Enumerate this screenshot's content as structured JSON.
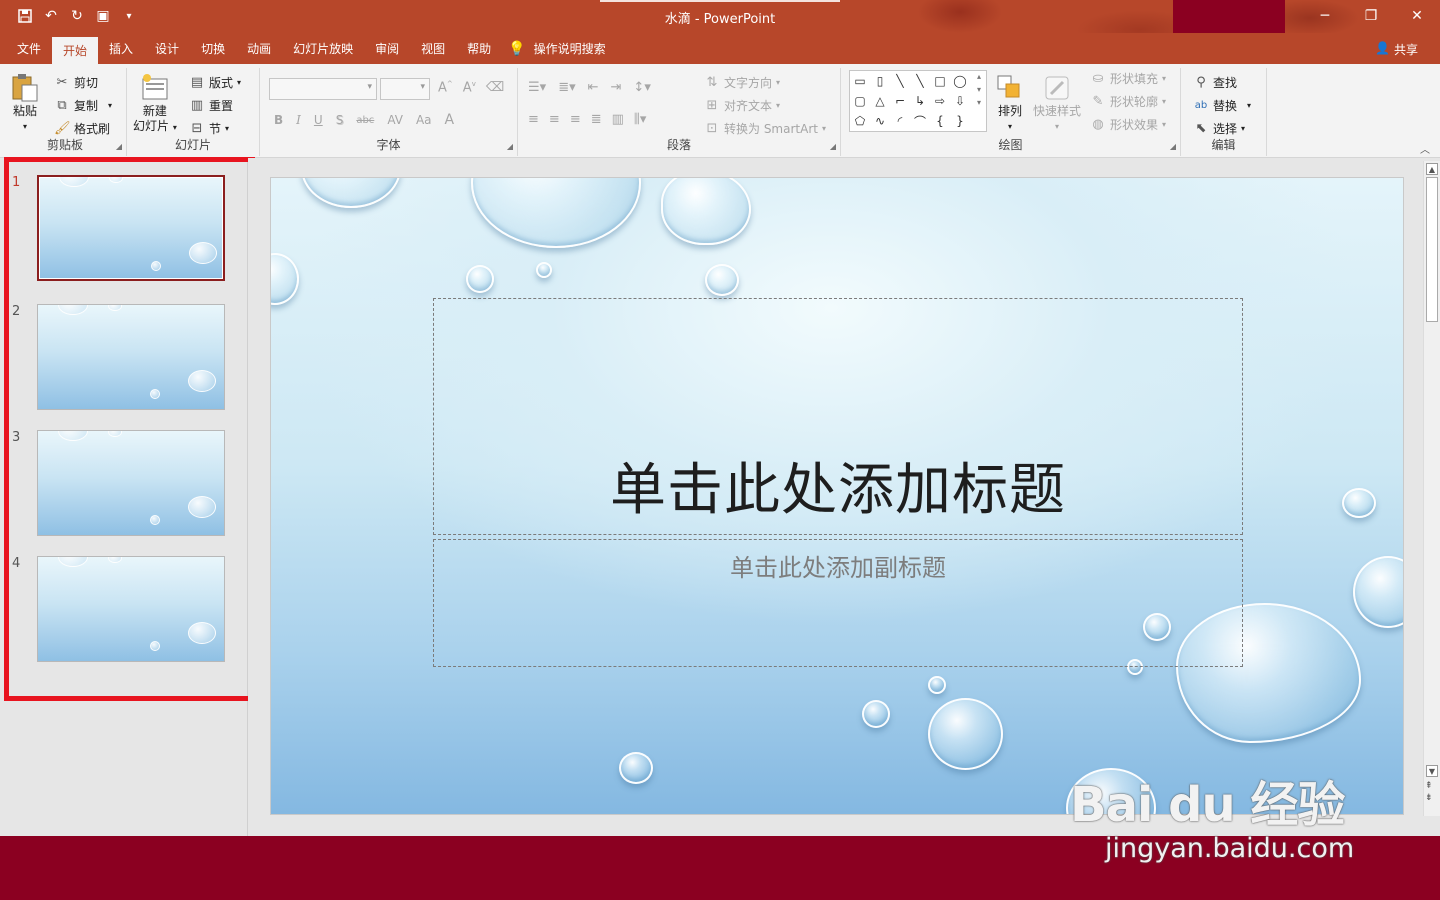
{
  "window": {
    "title": "水滴 - PowerPoint",
    "accent_color": "#b7472a",
    "status_bar_color": "#8b0021",
    "controls": [
      "minimize-icon",
      "restore-icon",
      "close-icon"
    ]
  },
  "quick_access": [
    "save-icon",
    "undo-icon",
    "redo-icon",
    "present-icon",
    "customize-icon"
  ],
  "menu": {
    "tabs": [
      "文件",
      "开始",
      "插入",
      "设计",
      "切换",
      "动画",
      "幻灯片放映",
      "审阅",
      "视图",
      "帮助"
    ],
    "active_tab": "开始",
    "tell_me": "操作说明搜索",
    "share": "共享"
  },
  "ribbon": {
    "clipboard": {
      "label": "剪贴板",
      "paste": "粘贴",
      "cut": "剪切",
      "copy": "复制",
      "format_painter": "格式刷"
    },
    "slides": {
      "label": "幻灯片",
      "new_slide_line1": "新建",
      "new_slide_line2": "幻灯片",
      "layout": "版式",
      "reset": "重置",
      "section": "节"
    },
    "font": {
      "label": "字体",
      "bold": "B",
      "italic": "I",
      "underline": "U",
      "shadow": "S",
      "strike": "abc",
      "spacing": "AV",
      "case": "Aa",
      "color": "A"
    },
    "paragraph": {
      "label": "段落",
      "text_direction": "文字方向",
      "align_text": "对齐文本",
      "smartart": "转换为 SmartArt"
    },
    "drawing": {
      "label": "绘图",
      "arrange": "排列",
      "quick_styles": "快速样式",
      "shape_fill": "形状填充",
      "shape_outline": "形状轮廓",
      "shape_effects": "形状效果"
    },
    "editing": {
      "label": "编辑",
      "find": "查找",
      "replace": "替换",
      "select": "选择"
    }
  },
  "thumbnails": [
    {
      "number": "1",
      "selected": true
    },
    {
      "number": "2",
      "selected": false
    },
    {
      "number": "3",
      "selected": false
    },
    {
      "number": "4",
      "selected": false
    }
  ],
  "slide": {
    "title_placeholder": "单击此处添加标题",
    "subtitle_placeholder": "单击此处添加副标题",
    "theme": "water-droplets"
  },
  "watermark": {
    "logo": "Bai du 经验",
    "url": "jingyan.baidu.com"
  },
  "highlight_color": "#e8141f"
}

* [Task objective]: Check each line of the entries above for the word "icon". List the ones that have it.

* [Full solution]:
      "minimize-icon",
      "restore-icon",
      "close-icon"
    "save-icon",
    "undo-icon",
    "redo-icon",
    "present-icon",
    "customize-icon"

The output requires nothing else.